Objective: Write the material out again, line by line, exactly as it is.

Data entries:
##############################
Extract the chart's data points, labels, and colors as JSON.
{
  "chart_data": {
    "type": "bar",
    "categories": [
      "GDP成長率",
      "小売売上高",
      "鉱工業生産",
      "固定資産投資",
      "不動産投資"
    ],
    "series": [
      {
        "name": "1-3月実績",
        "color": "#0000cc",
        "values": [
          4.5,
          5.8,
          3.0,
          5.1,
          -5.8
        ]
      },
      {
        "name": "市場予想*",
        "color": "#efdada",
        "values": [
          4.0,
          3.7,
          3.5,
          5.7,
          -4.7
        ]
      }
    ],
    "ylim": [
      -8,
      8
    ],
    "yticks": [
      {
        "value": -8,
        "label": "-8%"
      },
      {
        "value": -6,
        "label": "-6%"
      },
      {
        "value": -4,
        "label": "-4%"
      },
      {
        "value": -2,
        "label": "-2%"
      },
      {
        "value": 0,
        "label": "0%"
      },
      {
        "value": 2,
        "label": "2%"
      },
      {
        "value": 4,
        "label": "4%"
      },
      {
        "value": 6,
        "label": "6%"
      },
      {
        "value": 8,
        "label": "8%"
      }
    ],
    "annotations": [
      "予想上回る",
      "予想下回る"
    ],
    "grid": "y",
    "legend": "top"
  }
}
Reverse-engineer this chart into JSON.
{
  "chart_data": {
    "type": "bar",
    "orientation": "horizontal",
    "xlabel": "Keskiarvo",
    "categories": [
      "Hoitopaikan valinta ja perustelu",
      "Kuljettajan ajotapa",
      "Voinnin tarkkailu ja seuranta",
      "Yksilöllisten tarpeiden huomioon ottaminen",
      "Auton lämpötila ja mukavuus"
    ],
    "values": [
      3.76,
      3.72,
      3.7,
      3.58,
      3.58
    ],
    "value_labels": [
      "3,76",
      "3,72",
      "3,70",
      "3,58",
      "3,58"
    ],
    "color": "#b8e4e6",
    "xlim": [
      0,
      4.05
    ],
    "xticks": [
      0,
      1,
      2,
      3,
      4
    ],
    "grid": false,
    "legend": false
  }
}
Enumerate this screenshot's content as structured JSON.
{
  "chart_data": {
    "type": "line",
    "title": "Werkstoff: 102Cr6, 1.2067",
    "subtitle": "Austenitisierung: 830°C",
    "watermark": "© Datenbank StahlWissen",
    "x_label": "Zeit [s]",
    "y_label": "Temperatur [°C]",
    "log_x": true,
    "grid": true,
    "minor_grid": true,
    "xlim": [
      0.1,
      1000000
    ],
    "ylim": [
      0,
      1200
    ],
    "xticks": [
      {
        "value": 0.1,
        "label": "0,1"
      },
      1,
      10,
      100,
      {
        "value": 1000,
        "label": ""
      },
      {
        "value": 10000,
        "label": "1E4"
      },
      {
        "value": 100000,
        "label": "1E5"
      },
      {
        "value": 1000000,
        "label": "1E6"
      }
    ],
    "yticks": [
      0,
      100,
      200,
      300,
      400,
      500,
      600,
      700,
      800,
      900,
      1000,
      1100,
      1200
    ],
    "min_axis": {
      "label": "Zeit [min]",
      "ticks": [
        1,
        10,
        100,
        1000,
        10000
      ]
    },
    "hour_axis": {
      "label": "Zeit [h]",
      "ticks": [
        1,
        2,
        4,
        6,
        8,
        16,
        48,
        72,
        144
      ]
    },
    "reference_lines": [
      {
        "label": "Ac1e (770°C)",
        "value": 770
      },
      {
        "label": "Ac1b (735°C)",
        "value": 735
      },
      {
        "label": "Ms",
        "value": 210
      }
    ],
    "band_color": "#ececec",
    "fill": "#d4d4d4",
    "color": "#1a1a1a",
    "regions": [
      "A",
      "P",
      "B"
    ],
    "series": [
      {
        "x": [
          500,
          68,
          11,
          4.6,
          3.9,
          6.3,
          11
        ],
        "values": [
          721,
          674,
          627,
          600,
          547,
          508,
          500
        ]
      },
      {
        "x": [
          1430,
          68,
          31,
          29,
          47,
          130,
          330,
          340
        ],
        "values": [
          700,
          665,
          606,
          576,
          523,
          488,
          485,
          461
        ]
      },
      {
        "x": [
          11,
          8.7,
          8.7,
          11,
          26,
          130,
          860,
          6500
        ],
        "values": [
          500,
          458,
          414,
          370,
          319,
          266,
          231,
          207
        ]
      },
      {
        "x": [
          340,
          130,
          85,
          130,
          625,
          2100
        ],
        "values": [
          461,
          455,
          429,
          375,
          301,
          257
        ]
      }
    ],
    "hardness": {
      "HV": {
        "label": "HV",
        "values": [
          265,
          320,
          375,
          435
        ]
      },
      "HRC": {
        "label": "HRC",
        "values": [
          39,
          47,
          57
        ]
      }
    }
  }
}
##############################
Solution to this task:
Extract the chart's data points, labels, and colors as JSON.
{
  "chart_data": {
    "type": "bar",
    "categories": [
      "GDP成長率",
      "小売売上高",
      "鉱工業生産",
      "固定資産投資",
      "不動産投資"
    ],
    "series": [
      {
        "name": "1-3月実績",
        "color": "#0000cc",
        "values": [
          4.5,
          5.8,
          3.0,
          5.1,
          -5.8
        ]
      },
      {
        "name": "市場予想*",
        "color": "#efdada",
        "values": [
          4.0,
          3.7,
          3.5,
          5.7,
          -4.7
        ]
      }
    ],
    "ylim": [
      -8,
      8
    ],
    "yticks": [
      {
        "value": -8,
        "label": "-8%"
      },
      {
        "value": -6,
        "label": "-6%"
      },
      {
        "value": -4,
        "label": "-4%"
      },
      {
        "value": -2,
        "label": "-2%"
      },
      {
        "value": 0,
        "label": "0%"
      },
      {
        "value": 2,
        "label": "2%"
      },
      {
        "value": 4,
        "label": "4%"
      },
      {
        "value": 6,
        "label": "6%"
      },
      {
        "value": 8,
        "label": "8%"
      }
    ],
    "annotations": [
      "予想上回る",
      "予想下回る"
    ],
    "grid": "y",
    "legend": "top"
  }
}
Reverse-engineer this chart into JSON.
{
  "chart_data": {
    "type": "bar",
    "orientation": "horizontal",
    "xlabel": "Keskiarvo",
    "categories": [
      "Hoitopaikan valinta ja perustelu",
      "Kuljettajan ajotapa",
      "Voinnin tarkkailu ja seuranta",
      "Yksilöllisten tarpeiden huomioon ottaminen",
      "Auton lämpötila ja mukavuus"
    ],
    "values": [
      3.76,
      3.72,
      3.7,
      3.58,
      3.58
    ],
    "value_labels": [
      "3,76",
      "3,72",
      "3,70",
      "3,58",
      "3,58"
    ],
    "color": "#b8e4e6",
    "xlim": [
      0,
      4.05
    ],
    "xticks": [
      0,
      1,
      2,
      3,
      4
    ],
    "grid": false,
    "legend": false
  }
}
Enumerate this screenshot's content as structured JSON.
{
  "chart_data": {
    "type": "line",
    "title": "Werkstoff: 102Cr6, 1.2067",
    "subtitle": "Austenitisierung: 830°C",
    "watermark": "© Datenbank StahlWissen",
    "x_label": "Zeit [s]",
    "y_label": "Temperatur [°C]",
    "log_x": true,
    "grid": true,
    "minor_grid": true,
    "xlim": [
      0.1,
      1000000
    ],
    "ylim": [
      0,
      1200
    ],
    "xticks": [
      {
        "value": 0.1,
        "label": "0,1"
      },
      1,
      10,
      100,
      {
        "value": 1000,
        "label": ""
      },
      {
        "value": 10000,
        "label": "1E4"
      },
      {
        "value": 100000,
        "label": "1E5"
      },
      {
        "value": 1000000,
        "label": "1E6"
      }
    ],
    "yticks": [
      0,
      100,
      200,
      300,
      400,
      500,
      600,
      700,
      800,
      900,
      1000,
      1100,
      1200
    ],
    "min_axis": {
      "label": "Zeit [min]",
      "ticks": [
        1,
        10,
        100,
        1000,
        10000
      ]
    },
    "hour_axis": {
      "label": "Zeit [h]",
      "ticks": [
        1,
        2,
        4,
        6,
        8,
        16,
        48,
        72,
        144
      ]
    },
    "reference_lines": [
      {
        "label": "Ac1e (770°C)",
        "value": 770
      },
      {
        "label": "Ac1b (735°C)",
        "value": 735
      },
      {
        "label": "Ms",
        "value": 210
      }
    ],
    "band_color": "#ececec",
    "fill": "#d4d4d4",
    "color": "#1a1a1a",
    "regions": [
      "A",
      "P",
      "B"
    ],
    "series": [
      {
        "x": [
          500,
          68,
          11,
          4.6,
          3.9,
          6.3,
          11
        ],
        "values": [
          721,
          674,
          627,
          600,
          547,
          508,
          500
        ]
      },
      {
        "x": [
          1430,
          68,
          31,
          29,
          47,
          130,
          330,
          340
        ],
        "values": [
          700,
          665,
          606,
          576,
          523,
          488,
          485,
          461
        ]
      },
      {
        "x": [
          11,
          8.7,
          8.7,
          11,
          26,
          130,
          860,
          6500
        ],
        "values": [
          500,
          458,
          414,
          370,
          319,
          266,
          231,
          207
        ]
      },
      {
        "x": [
          340,
          130,
          85,
          130,
          625,
          2100
        ],
        "values": [
          461,
          455,
          429,
          375,
          301,
          257
        ]
      }
    ],
    "hardness": {
      "HV": {
        "label": "HV",
        "values": [
          265,
          320,
          375,
          435
        ]
      },
      "HRC": {
        "label": "HRC",
        "values": [
          39,
          47,
          57
        ]
      }
    }
  }
}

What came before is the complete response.